TASKS =
1 > From the aquarium thread below, copy the passage that begins at the words "very nice indeed, great" and stops after "backgrounds in there?".
2 > In the aquarium thread below, what does Deeda like the idea of using to wall off the glare of the lighting?

EXCERPT =
▼
# Update on my 40G breeder with 3d background



## turbokev (Nov 26, 2012)

Algea starting to come in, looking better every week..


----------



## Yael (Nov 25, 2012)

Looks really good!


----------



## CrypticLifeStyle (Dec 14, 2009)

Did you make that?


----------



## Deeda (Oct 12, 2012)

The tanks are looking very nice, especially with the close matching rocks! I also like the idea of using birchwood and magnets to wall off the glare of the lighting. A bit of black paint and it will look like a custom enclosure.


----------



## 4RSo (Aug 13, 2011)

nice, clean, install. The rocks are all nice and uniform in style and color which is a plus in my book, the white sand reflects the light back really well so the height of the background is displayed nicely. It's as you say, once the algae start to grow in more, the tank will look even more natural. Good Job!


----------



## Randy_G (Nov 3, 2003)

A very nice set up. :thumb: Well done !!


----------



## ozman (Sep 7, 2012)

an awesome tank, lucky fishies :fish: =D>


----------



## turbokev (Nov 26, 2012)

Thanks.. Here's what I did with the leftover peice of background I cut off..






.


----------



## ozman (Sep 7, 2012)

very nice indeed, great that you used the offcut for your fry tank. looks awesome, good luck to you. :thumb:


----------



## E82M6 (Feb 20, 2012)

Wow all 3 look fantastic. What kind of silicone did you use to seal the backgrounds in there?
▲
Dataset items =
▼
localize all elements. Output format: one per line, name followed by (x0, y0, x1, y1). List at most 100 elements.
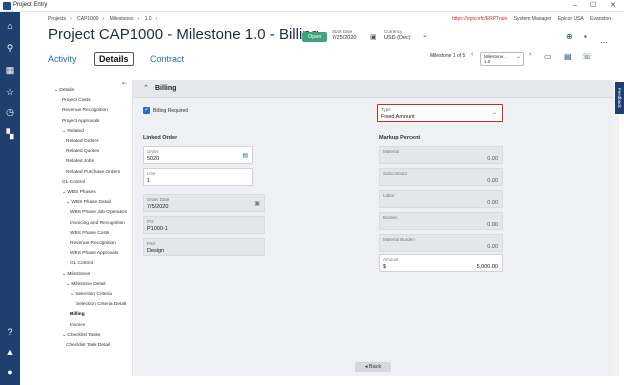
tree-item[interactable]: GL Control (62, 180, 85, 185)
tree-item[interactable]: ⌄ Milestones (62, 272, 90, 277)
tree-item[interactable]: Checklist Task Detail (66, 343, 110, 348)
next-icon[interactable]: › (529, 51, 531, 58)
tree-item[interactable]: Project Approvals (62, 119, 99, 124)
search-icon[interactable]: ⚲ (4, 42, 16, 54)
tree-item[interactable]: Invoice (70, 323, 85, 328)
order-date-value: 7/5/2020 (147, 204, 169, 210)
tab-contract[interactable]: Contract (150, 54, 184, 64)
star-icon[interactable]: ☆ (4, 86, 16, 98)
billing-required-checkbox[interactable]: ✓ (143, 107, 150, 114)
tree-item[interactable]: ⌄ Related (62, 129, 84, 134)
tree-item[interactable]: Related Quotes (66, 149, 99, 154)
po-label: PO (147, 219, 154, 224)
milestone-select-value: 1.0 (484, 59, 491, 64)
amount-field[interactable]: Amount $ 5,000.00 (379, 254, 503, 272)
user-role: System Manager (513, 16, 552, 22)
tree-item[interactable]: WBS Phase Costs (70, 231, 109, 236)
calendar-icon[interactable]: ▣ (370, 33, 377, 41)
amount-currency: $ (383, 264, 387, 270)
tree-item[interactable]: Selection Criteria Detail (76, 302, 126, 307)
linked-order-title: Linked Order (143, 135, 178, 141)
breadcrumb-milestones[interactable]: Milestones (110, 16, 134, 22)
vertical-scrollbar[interactable] (613, 80, 619, 376)
tree-item[interactable]: WBS Phase Approvals (70, 251, 118, 256)
card-icon[interactable]: ▤ (564, 52, 572, 61)
minimize-button[interactable]: – (568, 1, 582, 11)
company-name[interactable]: Epicor USA (558, 16, 584, 22)
tab-activity[interactable]: Activity (48, 54, 77, 64)
tree-item[interactable]: Related Purchase Orders (66, 170, 120, 175)
breadcrumb-milestone[interactable]: 1.0 (145, 16, 152, 22)
tree-item[interactable]: Revenue Recognition (70, 241, 116, 246)
section-header[interactable]: ⌃ Billing (133, 80, 613, 98)
page-header: Projects › CAP1000 › Milestones › 1.0 › http… (20, 12, 624, 82)
tree-item[interactable]: ⌄ WBS Phases (62, 190, 96, 195)
server-url: https://epicorfc/ERPTrain (451, 16, 508, 22)
more-icon[interactable]: ⋯ (600, 38, 608, 47)
bell-icon[interactable]: ▲ (4, 346, 16, 358)
feedback-tab[interactable]: Feedback (615, 82, 624, 114)
type-value: Fixed Amount (381, 114, 415, 120)
add-icon[interactable]: ⊕ (566, 32, 573, 41)
material-value: 0.00 (487, 156, 498, 162)
page-title: Project CAP1000 - Milestone 1.0 - Billin… (48, 26, 319, 43)
tree-item[interactable]: ⌄ Milestone Detail (66, 282, 105, 287)
tree-item[interactable]: ⌄ Checklist Tasks (62, 333, 100, 338)
tab-details[interactable]: Details (94, 52, 134, 66)
currency-value: USD (Dec) (384, 35, 411, 41)
section-title: Billing (155, 85, 177, 92)
subcontract-label: Subcontract (383, 171, 408, 176)
breadcrumb: Projects › CAP1000 › Milestones › 1.0 › (48, 16, 161, 22)
back-button[interactable]: ◂ Back (355, 362, 391, 372)
start-date-label: Start Date (332, 29, 353, 34)
tree-item[interactable]: ⌄ Selection Criteria (70, 292, 112, 297)
window-titlebar: Project Entry – ☐ ✕ (0, 0, 624, 12)
calendar-icon: ▣ (254, 201, 260, 207)
currency-field[interactable]: Currency USD (Dec) (384, 29, 411, 41)
order-field[interactable]: Order 5020 ▤ (143, 146, 253, 164)
home-icon[interactable]: ⌂ (4, 20, 16, 32)
chevron-down-icon[interactable]: ⌄ (422, 31, 428, 39)
tree-item[interactable]: Related Orders (66, 139, 99, 144)
dashboard-icon[interactable]: ▚ (4, 128, 16, 140)
labor-label: Labor (383, 193, 395, 198)
tree-item[interactable]: Project Costs (62, 98, 91, 103)
grid-icon[interactable]: ▦ (4, 64, 16, 76)
tree-item[interactable]: ⌄ WBS Phase Detail (66, 200, 111, 205)
tree-item[interactable]: Revenue Recognition (62, 108, 108, 113)
status-badge: Open (302, 32, 328, 42)
site-name[interactable]: Evanston (590, 16, 611, 22)
tree-item[interactable]: Related Jobs (66, 159, 94, 164)
start-date-field: Start Date 7/25/2020 (332, 29, 356, 41)
maximize-button[interactable]: ☐ (586, 1, 600, 11)
breadcrumb-project[interactable]: CAP1000 (77, 16, 98, 22)
tree-item[interactable]: Billing (70, 312, 85, 317)
subcontract-field: Subcontract 0.00 (379, 168, 503, 186)
labor-field: Labor 0.00 (379, 190, 503, 208)
type-dropdown[interactable]: Type Fixed Amount ⌄ (377, 104, 503, 122)
tree-item[interactable]: Invoicing and Recognition (70, 221, 125, 226)
tree-item[interactable]: WBS Phase Job Operation (70, 210, 127, 215)
breadcrumb-projects[interactable]: Projects (48, 16, 66, 22)
chevron-up-icon[interactable]: ⌃ (143, 84, 149, 92)
help-icon[interactable]: ? (4, 326, 16, 338)
tree-item[interactable]: ⌄ Details (54, 88, 74, 93)
subcontract-value: 0.00 (487, 178, 498, 184)
tree-item[interactable]: GL Control (70, 261, 93, 266)
chevron-down-icon[interactable]: ⌄ (492, 109, 497, 116)
app-icon (3, 2, 11, 10)
phone-icon[interactable]: ☏ (582, 52, 592, 61)
previous-icon[interactable]: ‹ (471, 51, 473, 58)
material-burden-label: Material Burden (383, 237, 415, 242)
document-icon[interactable]: ▤ (242, 152, 248, 159)
document-icon[interactable]: ▭ (544, 52, 552, 61)
user-icon[interactable]: ● (4, 366, 16, 378)
material-burden-field: Material Burden 0.00 (379, 234, 503, 252)
collapse-panel-icon[interactable]: ⇤ (122, 80, 127, 87)
line-field[interactable]: Line 1 (143, 168, 253, 186)
back-button-label: Back (369, 364, 382, 370)
close-button[interactable]: ✕ (606, 1, 620, 11)
chevron-down-icon[interactable]: ⌄ (516, 53, 521, 60)
history-icon[interactable]: ◷ (4, 106, 16, 118)
save-icon[interactable]: ▪ (584, 32, 587, 41)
▲
SOLUTIONS FOR EACH TASK =
1 >
very nice indeed, great that you used the offcut for your fry tank. looks awesome, good luck to you. :thumb:


----------



## E82M6 (Feb 20, 2012)

Wow all 3 look fantastic. What kind of silicone did you use to seal the backgrounds in there?

2 > Birchwood and magnets.